» **WHAT THIS TASK INVOLVES**:
Transcribe all of the material exactly.

··· RAW DATA

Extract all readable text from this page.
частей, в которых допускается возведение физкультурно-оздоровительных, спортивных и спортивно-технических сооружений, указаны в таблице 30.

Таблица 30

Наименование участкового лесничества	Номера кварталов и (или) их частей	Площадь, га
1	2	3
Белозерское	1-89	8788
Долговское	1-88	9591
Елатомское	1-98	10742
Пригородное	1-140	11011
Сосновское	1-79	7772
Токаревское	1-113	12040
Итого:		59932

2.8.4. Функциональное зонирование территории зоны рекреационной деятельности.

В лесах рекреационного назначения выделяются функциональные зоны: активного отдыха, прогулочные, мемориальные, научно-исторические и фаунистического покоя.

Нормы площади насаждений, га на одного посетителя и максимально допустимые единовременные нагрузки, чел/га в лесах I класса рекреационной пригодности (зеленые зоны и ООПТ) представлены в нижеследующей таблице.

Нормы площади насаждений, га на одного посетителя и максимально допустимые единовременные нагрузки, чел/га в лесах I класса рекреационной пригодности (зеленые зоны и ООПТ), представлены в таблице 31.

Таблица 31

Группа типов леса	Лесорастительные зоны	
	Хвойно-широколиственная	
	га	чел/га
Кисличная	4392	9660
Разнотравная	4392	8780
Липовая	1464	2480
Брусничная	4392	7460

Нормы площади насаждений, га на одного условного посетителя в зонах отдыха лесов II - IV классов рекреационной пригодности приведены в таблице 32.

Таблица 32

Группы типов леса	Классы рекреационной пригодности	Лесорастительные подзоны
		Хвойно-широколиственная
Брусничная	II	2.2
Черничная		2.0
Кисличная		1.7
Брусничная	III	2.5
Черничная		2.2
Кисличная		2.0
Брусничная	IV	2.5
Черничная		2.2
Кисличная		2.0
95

······

» **SOLVED EXERCISE**:
Extract all readable text from this page.
частей, в которых допускается возведение физкультурно-оздоровительных, спортивных и спортивно-технических сооружений, указаны в таблице 30.

Таблица 30

Наименование участкового лесничества	Номера кварталов и (или) их частей	Площадь, га
1	2	3
Белозерское	1-89	8788
Долговское	1-88	9591
Елатомское	1-98	10742
Пригородное	1-140	11011
Сосновское	1-79	7772
Токаревское	1-113	12040
Итого:		59932

2.8.4. Функциональное зонирование территории зоны рекреационной деятельности.

В лесах рекреационного назначения выделяются функциональные зоны: активного отдыха, прогулочные, мемориальные, научно-исторические и фаунистического покоя.

Нормы площади насаждений, га на одного посетителя и максимально допустимые единовременные нагрузки, чел/га в лесах I класса рекреационной пригодности (зеленые зоны и ООПТ) представлены в нижеследующей таблице.

Нормы площади насаждений, га на одного посетителя и максимально допустимые единовременные нагрузки, чел/га в лесах I класса рекреационной пригодности (зеленые зоны и ООПТ), представлены в таблице 31.

Таблица 31

Группа типов леса	Лесорастительные зоны	
	Хвойно-широколиственная	
	га	чел/га
Кисличная	4392	9660
Разнотравная	4392	8780
Липовая	1464	2480
Брусничная	4392	7460

Нормы площади насаждений, га на одного условного посетителя в зонах отдыха лесов II - IV классов рекреационной пригодности приведены в таблице 32.

Таблица 32

Группы типов леса	Классы рекреационной пригодности	Лесорастительные подзоны
		Хвойно-широколиственная
Брусничная	II	2.2
Черничная		2.0
Кисличная		1.7
Брусничная	III	2.5
Черничная		2.2
Кисличная		2.0
Брусничная	IV	2.5
Черничная		2.2
Кисличная		2.0
95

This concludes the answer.